__Written exercise__
Give, as a bare number, the count of lines that contain the word "Image".

___ Task material ___

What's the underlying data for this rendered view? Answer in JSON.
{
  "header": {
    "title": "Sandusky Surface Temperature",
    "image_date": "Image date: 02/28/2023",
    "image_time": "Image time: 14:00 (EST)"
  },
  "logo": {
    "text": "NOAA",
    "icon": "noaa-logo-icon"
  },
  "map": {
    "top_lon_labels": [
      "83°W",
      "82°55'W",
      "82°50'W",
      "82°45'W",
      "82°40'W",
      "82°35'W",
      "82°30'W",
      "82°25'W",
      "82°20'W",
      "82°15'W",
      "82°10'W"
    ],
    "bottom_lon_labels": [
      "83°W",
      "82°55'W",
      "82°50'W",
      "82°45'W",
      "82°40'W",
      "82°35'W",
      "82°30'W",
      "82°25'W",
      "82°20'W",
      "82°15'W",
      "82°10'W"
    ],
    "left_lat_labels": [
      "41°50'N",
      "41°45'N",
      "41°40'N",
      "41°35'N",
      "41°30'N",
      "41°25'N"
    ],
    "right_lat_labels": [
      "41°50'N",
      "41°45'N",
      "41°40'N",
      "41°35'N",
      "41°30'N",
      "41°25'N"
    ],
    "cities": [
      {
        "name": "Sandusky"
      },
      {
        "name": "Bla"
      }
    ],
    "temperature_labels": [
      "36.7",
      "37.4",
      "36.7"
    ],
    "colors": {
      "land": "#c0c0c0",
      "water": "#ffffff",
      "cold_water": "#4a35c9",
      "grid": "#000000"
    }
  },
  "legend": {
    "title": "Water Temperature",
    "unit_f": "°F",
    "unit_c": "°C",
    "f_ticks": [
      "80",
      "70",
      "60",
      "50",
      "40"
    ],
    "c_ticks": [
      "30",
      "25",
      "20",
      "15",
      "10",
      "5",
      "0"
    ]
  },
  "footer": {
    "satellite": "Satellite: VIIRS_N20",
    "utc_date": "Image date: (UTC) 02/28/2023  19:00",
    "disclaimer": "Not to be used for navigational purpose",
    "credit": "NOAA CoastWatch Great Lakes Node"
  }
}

___

__In response__
3